To be done:
Could you print all the entries exactly?

[Figure record listings]
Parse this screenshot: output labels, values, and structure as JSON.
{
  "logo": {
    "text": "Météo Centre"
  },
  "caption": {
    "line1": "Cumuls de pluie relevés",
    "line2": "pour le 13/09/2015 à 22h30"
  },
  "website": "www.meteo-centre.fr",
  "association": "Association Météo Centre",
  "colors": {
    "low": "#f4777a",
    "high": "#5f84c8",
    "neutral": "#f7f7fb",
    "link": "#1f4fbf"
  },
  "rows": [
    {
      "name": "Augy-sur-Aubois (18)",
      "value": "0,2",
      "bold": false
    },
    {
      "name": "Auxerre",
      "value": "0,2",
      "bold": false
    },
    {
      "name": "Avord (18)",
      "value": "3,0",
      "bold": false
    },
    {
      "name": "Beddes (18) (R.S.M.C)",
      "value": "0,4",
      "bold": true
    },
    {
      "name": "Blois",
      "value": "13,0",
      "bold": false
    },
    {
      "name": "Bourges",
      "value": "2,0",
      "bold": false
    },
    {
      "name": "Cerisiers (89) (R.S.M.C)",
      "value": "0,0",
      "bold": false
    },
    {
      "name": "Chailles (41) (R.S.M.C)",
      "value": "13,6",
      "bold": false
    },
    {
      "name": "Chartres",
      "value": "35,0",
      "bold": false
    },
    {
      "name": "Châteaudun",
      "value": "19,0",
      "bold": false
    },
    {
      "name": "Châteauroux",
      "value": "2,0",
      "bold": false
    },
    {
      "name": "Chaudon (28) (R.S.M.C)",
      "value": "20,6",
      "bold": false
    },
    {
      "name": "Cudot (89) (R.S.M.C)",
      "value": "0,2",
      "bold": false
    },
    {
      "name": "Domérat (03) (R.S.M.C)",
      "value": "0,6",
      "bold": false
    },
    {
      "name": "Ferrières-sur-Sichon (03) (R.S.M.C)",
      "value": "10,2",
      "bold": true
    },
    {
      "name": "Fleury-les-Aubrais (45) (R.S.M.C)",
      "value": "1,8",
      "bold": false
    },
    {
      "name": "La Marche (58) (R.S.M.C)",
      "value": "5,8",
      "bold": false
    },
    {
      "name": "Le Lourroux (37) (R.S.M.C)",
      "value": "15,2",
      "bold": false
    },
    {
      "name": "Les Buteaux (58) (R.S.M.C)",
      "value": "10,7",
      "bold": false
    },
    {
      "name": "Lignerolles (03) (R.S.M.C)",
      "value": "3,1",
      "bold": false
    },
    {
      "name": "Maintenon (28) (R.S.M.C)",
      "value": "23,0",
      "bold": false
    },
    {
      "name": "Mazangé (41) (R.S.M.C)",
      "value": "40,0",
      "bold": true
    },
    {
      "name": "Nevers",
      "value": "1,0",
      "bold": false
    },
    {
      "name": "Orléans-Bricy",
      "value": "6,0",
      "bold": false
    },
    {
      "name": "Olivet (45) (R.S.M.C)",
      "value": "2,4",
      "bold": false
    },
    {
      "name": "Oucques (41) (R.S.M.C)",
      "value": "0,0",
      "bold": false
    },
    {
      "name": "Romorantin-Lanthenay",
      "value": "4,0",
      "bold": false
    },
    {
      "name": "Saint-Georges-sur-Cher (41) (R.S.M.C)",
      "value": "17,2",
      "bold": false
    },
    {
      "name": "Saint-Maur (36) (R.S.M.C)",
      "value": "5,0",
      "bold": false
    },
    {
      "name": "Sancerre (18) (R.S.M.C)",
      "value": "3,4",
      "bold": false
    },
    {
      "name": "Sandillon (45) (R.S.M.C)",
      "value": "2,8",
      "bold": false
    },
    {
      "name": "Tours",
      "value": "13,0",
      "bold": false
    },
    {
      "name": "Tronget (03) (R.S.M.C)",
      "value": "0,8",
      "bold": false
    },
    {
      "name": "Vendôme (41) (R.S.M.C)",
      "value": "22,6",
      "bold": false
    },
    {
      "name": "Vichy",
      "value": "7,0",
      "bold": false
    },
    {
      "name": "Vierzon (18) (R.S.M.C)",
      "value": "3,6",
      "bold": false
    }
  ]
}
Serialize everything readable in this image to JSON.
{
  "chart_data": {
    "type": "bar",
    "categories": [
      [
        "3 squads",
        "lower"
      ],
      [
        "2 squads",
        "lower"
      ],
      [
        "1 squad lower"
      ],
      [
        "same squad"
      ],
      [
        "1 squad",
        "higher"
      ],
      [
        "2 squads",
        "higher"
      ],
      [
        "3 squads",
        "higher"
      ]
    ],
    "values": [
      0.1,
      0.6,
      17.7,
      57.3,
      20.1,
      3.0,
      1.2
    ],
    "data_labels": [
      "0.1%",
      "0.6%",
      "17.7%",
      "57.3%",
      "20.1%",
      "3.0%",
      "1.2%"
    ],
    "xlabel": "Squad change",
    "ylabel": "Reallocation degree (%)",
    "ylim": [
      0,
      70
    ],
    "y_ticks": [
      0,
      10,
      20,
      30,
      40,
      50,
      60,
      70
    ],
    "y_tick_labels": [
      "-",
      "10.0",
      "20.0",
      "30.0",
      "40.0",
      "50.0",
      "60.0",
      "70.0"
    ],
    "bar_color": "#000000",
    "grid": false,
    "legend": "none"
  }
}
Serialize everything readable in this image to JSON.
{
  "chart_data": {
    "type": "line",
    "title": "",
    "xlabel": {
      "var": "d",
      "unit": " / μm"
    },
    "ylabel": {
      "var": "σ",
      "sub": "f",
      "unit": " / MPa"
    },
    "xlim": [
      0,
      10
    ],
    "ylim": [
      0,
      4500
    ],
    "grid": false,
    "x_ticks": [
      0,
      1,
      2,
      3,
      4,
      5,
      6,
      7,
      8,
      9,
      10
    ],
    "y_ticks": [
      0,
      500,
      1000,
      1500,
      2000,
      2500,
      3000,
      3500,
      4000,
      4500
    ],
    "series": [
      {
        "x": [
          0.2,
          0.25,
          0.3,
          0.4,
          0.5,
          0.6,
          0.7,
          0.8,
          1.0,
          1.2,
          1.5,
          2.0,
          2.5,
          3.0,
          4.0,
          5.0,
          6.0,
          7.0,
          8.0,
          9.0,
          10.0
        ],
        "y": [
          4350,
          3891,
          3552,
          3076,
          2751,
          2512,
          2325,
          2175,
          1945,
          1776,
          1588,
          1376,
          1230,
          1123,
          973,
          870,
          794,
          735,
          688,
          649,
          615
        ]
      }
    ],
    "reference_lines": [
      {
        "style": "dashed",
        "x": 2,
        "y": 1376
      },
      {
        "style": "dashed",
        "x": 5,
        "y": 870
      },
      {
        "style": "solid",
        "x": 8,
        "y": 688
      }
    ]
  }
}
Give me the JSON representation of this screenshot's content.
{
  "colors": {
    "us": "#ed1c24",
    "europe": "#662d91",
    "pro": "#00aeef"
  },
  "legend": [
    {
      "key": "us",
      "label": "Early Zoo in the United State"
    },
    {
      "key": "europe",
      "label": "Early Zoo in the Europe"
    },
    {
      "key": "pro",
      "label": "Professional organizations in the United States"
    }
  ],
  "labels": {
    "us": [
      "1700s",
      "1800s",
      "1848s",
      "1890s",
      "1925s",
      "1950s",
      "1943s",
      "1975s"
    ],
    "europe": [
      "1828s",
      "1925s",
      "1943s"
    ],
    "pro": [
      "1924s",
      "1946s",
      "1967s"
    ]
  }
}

Exercise answer:
Parse this screenshot: output labels, values, and structure as JSON.
{
  "logo": {
    "text": "Météo Centre"
  },
  "caption": {
    "line1": "Cumuls de pluie relevés",
    "line2": "pour le 13/09/2015 à 22h30"
  },
  "website": "www.meteo-centre.fr",
  "association": "Association Météo Centre",
  "colors": {
    "low": "#f4777a",
    "high": "#5f84c8",
    "neutral": "#f7f7fb",
    "link": "#1f4fbf"
  },
  "rows": [
    {
      "name": "Augy-sur-Aubois (18)",
      "value": "0,2",
      "bold": false
    },
    {
      "name": "Auxerre",
      "value": "0,2",
      "bold": false
    },
    {
      "name": "Avord (18)",
      "value": "3,0",
      "bold": false
    },
    {
      "name": "Beddes (18) (R.S.M.C)",
      "value": "0,4",
      "bold": true
    },
    {
      "name": "Blois",
      "value": "13,0",
      "bold": false
    },
    {
      "name": "Bourges",
      "value": "2,0",
      "bold": false
    },
    {
      "name": "Cerisiers (89) (R.S.M.C)",
      "value": "0,0",
      "bold": false
    },
    {
      "name": "Chailles (41) (R.S.M.C)",
      "value": "13,6",
      "bold": false
    },
    {
      "name": "Chartres",
      "value": "35,0",
      "bold": false
    },
    {
      "name": "Châteaudun",
      "value": "19,0",
      "bold": false
    },
    {
      "name": "Châteauroux",
      "value": "2,0",
      "bold": false
    },
    {
      "name": "Chaudon (28) (R.S.M.C)",
      "value": "20,6",
      "bold": false
    },
    {
      "name": "Cudot (89) (R.S.M.C)",
      "value": "0,2",
      "bold": false
    },
    {
      "name": "Domérat (03) (R.S.M.C)",
      "value": "0,6",
      "bold": false
    },
    {
      "name": "Ferrières-sur-Sichon (03) (R.S.M.C)",
      "value": "10,2",
      "bold": true
    },
    {
      "name": "Fleury-les-Aubrais (45) (R.S.M.C)",
      "value": "1,8",
      "bold": false
    },
    {
      "name": "La Marche (58) (R.S.M.C)",
      "value": "5,8",
      "bold": false
    },
    {
      "name": "Le Lourroux (37) (R.S.M.C)",
      "value": "15,2",
      "bold": false
    },
    {
      "name": "Les Buteaux (58) (R.S.M.C)",
      "value": "10,7",
      "bold": false
    },
    {
      "name": "Lignerolles (03) (R.S.M.C)",
      "value": "3,1",
      "bold": false
    },
    {
      "name": "Maintenon (28) (R.S.M.C)",
      "value": "23,0",
      "bold": false
    },
    {
      "name": "Mazangé (41) (R.S.M.C)",
      "value": "40,0",
      "bold": true
    },
    {
      "name": "Nevers",
      "value": "1,0",
      "bold": false
    },
    {
      "name": "Orléans-Bricy",
      "value": "6,0",
      "bold": false
    },
    {
      "name": "Olivet (45) (R.S.M.C)",
      "value": "2,4",
      "bold": false
    },
    {
      "name": "Oucques (41) (R.S.M.C)",
      "value": "0,0",
      "bold": false
    },
    {
      "name": "Romorantin-Lanthenay",
      "value": "4,0",
      "bold": false
    },
    {
      "name": "Saint-Georges-sur-Cher (41) (R.S.M.C)",
      "value": "17,2",
      "bold": false
    },
    {
      "name": "Saint-Maur (36) (R.S.M.C)",
      "value": "5,0",
      "bold": false
    },
    {
      "name": "Sancerre (18) (R.S.M.C)",
      "value": "3,4",
      "bold": false
    },
    {
      "name": "Sandillon (45) (R.S.M.C)",
      "value": "2,8",
      "bold": false
    },
    {
      "name": "Tours",
      "value": "13,0",
      "bold": false
    },
    {
      "name": "Tronget (03) (R.S.M.C)",
      "value": "0,8",
      "bold": false
    },
    {
      "name": "Vendôme (41) (R.S.M.C)",
      "value": "22,6",
      "bold": false
    },
    {
      "name": "Vichy",
      "value": "7,0",
      "bold": false
    },
    {
      "name": "Vierzon (18) (R.S.M.C)",
      "value": "3,6",
      "bold": false
    }
  ]
}
Serialize everything readable in this image to JSON.
{
  "chart_data": {
    "type": "bar",
    "categories": [
      [
        "3 squads",
        "lower"
      ],
      [
        "2 squads",
        "lower"
      ],
      [
        "1 squad lower"
      ],
      [
        "same squad"
      ],
      [
        "1 squad",
        "higher"
      ],
      [
        "2 squads",
        "higher"
      ],
      [
        "3 squads",
        "higher"
      ]
    ],
    "values": [
      0.1,
      0.6,
      17.7,
      57.3,
      20.1,
      3.0,
      1.2
    ],
    "data_labels": [
      "0.1%",
      "0.6%",
      "17.7%",
      "57.3%",
      "20.1%",
      "3.0%",
      "1.2%"
    ],
    "xlabel": "Squad change",
    "ylabel": "Reallocation degree (%)",
    "ylim": [
      0,
      70
    ],
    "y_ticks": [
      0,
      10,
      20,
      30,
      40,
      50,
      60,
      70
    ],
    "y_tick_labels": [
      "-",
      "10.0",
      "20.0",
      "30.0",
      "40.0",
      "50.0",
      "60.0",
      "70.0"
    ],
    "bar_color": "#000000",
    "grid": false,
    "legend": "none"
  }
}
Serialize everything readable in this image to JSON.
{
  "chart_data": {
    "type": "line",
    "title": "",
    "xlabel": {
      "var": "d",
      "unit": " / μm"
    },
    "ylabel": {
      "var": "σ",
      "sub": "f",
      "unit": " / MPa"
    },
    "xlim": [
      0,
      10
    ],
    "ylim": [
      0,
      4500
    ],
    "grid": false,
    "x_ticks": [
      0,
      1,
      2,
      3,
      4,
      5,
      6,
      7,
      8,
      9,
      10
    ],
    "y_ticks": [
      0,
      500,
      1000,
      1500,
      2000,
      2500,
      3000,
      3500,
      4000,
      4500
    ],
    "series": [
      {
        "x": [
          0.2,
          0.25,
          0.3,
          0.4,
          0.5,
          0.6,
          0.7,
          0.8,
          1.0,
          1.2,
          1.5,
          2.0,
          2.5,
          3.0,
          4.0,
          5.0,
          6.0,
          7.0,
          8.0,
          9.0,
          10.0
        ],
        "y": [
          4350,
          3891,
          3552,
          3076,
          2751,
          2512,
          2325,
          2175,
          1945,
          1776,
          1588,
          1376,
          1230,
          1123,
          973,
          870,
          794,
          735,
          688,
          649,
          615
        ]
      }
    ],
    "reference_lines": [
      {
        "style": "dashed",
        "x": 2,
        "y": 1376
      },
      {
        "style": "dashed",
        "x": 5,
        "y": 870
      },
      {
        "style": "solid",
        "x": 8,
        "y": 688
      }
    ]
  }
}
Give me the JSON representation of this screenshot's content.
{
  "colors": {
    "us": "#ed1c24",
    "europe": "#662d91",
    "pro": "#00aeef"
  },
  "legend": [
    {
      "key": "us",
      "label": "Early Zoo in the United State"
    },
    {
      "key": "europe",
      "label": "Early Zoo in the Europe"
    },
    {
      "key": "pro",
      "label": "Professional organizations in the United States"
    }
  ],
  "labels": {
    "us": [
      "1700s",
      "1800s",
      "1848s",
      "1890s",
      "1925s",
      "1950s",
      "1943s",
      "1975s"
    ],
    "europe": [
      "1828s",
      "1925s",
      "1943s"
    ],
    "pro": [
      "1924s",
      "1946s",
      "1967s"
    ]
  }
}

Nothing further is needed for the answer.